The data must be returned in full and exactly as given.

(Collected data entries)
§

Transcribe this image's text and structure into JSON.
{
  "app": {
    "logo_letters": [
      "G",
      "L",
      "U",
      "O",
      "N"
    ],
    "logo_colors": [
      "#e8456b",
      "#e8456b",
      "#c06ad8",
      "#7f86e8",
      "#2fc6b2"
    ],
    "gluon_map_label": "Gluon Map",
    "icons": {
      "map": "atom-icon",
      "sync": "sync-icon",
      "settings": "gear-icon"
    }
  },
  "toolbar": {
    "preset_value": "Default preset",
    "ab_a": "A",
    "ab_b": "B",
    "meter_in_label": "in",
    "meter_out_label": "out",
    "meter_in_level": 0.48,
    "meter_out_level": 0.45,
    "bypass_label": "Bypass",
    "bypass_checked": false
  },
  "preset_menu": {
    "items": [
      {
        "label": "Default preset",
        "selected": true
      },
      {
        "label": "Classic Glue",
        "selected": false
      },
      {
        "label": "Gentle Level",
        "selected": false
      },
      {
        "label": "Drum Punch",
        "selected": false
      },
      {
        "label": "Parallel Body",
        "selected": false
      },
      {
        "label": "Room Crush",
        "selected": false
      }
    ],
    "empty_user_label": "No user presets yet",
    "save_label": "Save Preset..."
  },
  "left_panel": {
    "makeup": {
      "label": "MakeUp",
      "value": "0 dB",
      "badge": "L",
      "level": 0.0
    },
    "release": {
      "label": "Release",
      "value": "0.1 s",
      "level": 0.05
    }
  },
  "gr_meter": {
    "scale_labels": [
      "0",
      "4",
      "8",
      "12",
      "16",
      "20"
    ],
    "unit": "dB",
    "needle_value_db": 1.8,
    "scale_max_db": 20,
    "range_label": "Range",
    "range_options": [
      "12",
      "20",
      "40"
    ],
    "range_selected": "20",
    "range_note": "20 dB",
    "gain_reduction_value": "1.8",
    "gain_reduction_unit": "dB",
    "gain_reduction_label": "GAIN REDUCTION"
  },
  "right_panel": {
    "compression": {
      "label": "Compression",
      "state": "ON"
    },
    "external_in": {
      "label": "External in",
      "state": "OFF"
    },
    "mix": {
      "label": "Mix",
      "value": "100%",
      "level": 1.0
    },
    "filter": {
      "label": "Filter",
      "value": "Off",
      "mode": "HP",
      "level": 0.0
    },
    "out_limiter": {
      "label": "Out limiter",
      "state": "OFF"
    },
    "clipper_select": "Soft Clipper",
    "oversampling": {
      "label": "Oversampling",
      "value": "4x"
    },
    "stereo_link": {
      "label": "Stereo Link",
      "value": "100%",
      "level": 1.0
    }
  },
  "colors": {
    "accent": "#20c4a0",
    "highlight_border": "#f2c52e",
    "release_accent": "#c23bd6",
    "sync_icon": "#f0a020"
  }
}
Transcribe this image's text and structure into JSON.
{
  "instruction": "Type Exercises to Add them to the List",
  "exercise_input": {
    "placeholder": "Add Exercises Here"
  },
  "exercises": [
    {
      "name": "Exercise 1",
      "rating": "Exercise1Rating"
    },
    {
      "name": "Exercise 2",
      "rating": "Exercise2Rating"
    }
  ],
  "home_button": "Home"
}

§

• [Right answer]:
Transcribe this image's text and structure into JSON.
{
  "app": {
    "logo_letters": [
      "G",
      "L",
      "U",
      "O",
      "N"
    ],
    "logo_colors": [
      "#e8456b",
      "#e8456b",
      "#c06ad8",
      "#7f86e8",
      "#2fc6b2"
    ],
    "gluon_map_label": "Gluon Map",
    "icons": {
      "map": "atom-icon",
      "sync": "sync-icon",
      "settings": "gear-icon"
    }
  },
  "toolbar": {
    "preset_value": "Default preset",
    "ab_a": "A",
    "ab_b": "B",
    "meter_in_label": "in",
    "meter_out_label": "out",
    "meter_in_level": 0.48,
    "meter_out_level": 0.45,
    "bypass_label": "Bypass",
    "bypass_checked": false
  },
  "preset_menu": {
    "items": [
      {
        "label": "Default preset",
        "selected": true
      },
      {
        "label": "Classic Glue",
        "selected": false
      },
      {
        "label": "Gentle Level",
        "selected": false
      },
      {
        "label": "Drum Punch",
        "selected": false
      },
      {
        "label": "Parallel Body",
        "selected": false
      },
      {
        "label": "Room Crush",
        "selected": false
      }
    ],
    "empty_user_label": "No user presets yet",
    "save_label": "Save Preset..."
  },
  "left_panel": {
    "makeup": {
      "label": "MakeUp",
      "value": "0 dB",
      "badge": "L",
      "level": 0.0
    },
    "release": {
      "label": "Release",
      "value": "0.1 s",
      "level": 0.05
    }
  },
  "gr_meter": {
    "scale_labels": [
      "0",
      "4",
      "8",
      "12",
      "16",
      "20"
    ],
    "unit": "dB",
    "needle_value_db": 1.8,
    "scale_max_db": 20,
    "range_label": "Range",
    "range_options": [
      "12",
      "20",
      "40"
    ],
    "range_selected": "20",
    "range_note": "20 dB",
    "gain_reduction_value": "1.8",
    "gain_reduction_unit": "dB",
    "gain_reduction_label": "GAIN REDUCTION"
  },
  "right_panel": {
    "compression": {
      "label": "Compression",
      "state": "ON"
    },
    "external_in": {
      "label": "External in",
      "state": "OFF"
    },
    "mix": {
      "label": "Mix",
      "value": "100%",
      "level": 1.0
    },
    "filter": {
      "label": "Filter",
      "value": "Off",
      "mode": "HP",
      "level": 0.0
    },
    "out_limiter": {
      "label": "Out limiter",
      "state": "OFF"
    },
    "clipper_select": "Soft Clipper",
    "oversampling": {
      "label": "Oversampling",
      "value": "4x"
    },
    "stereo_link": {
      "label": "Stereo Link",
      "value": "100%",
      "level": 1.0
    }
  },
  "colors": {
    "accent": "#20c4a0",
    "highlight_border": "#f2c52e",
    "release_accent": "#c23bd6",
    "sync_icon": "#f0a020"
  }
}
Transcribe this image's text and structure into JSON.
{
  "instruction": "Type Exercises to Add them to the List",
  "exercise_input": {
    "placeholder": "Add Exercises Here"
  },
  "exercises": [
    {
      "name": "Exercise 1",
      "rating": "Exercise1Rating"
    },
    {
      "name": "Exercise 2",
      "rating": "Exercise2Rating"
    }
  ],
  "home_button": "Home"
}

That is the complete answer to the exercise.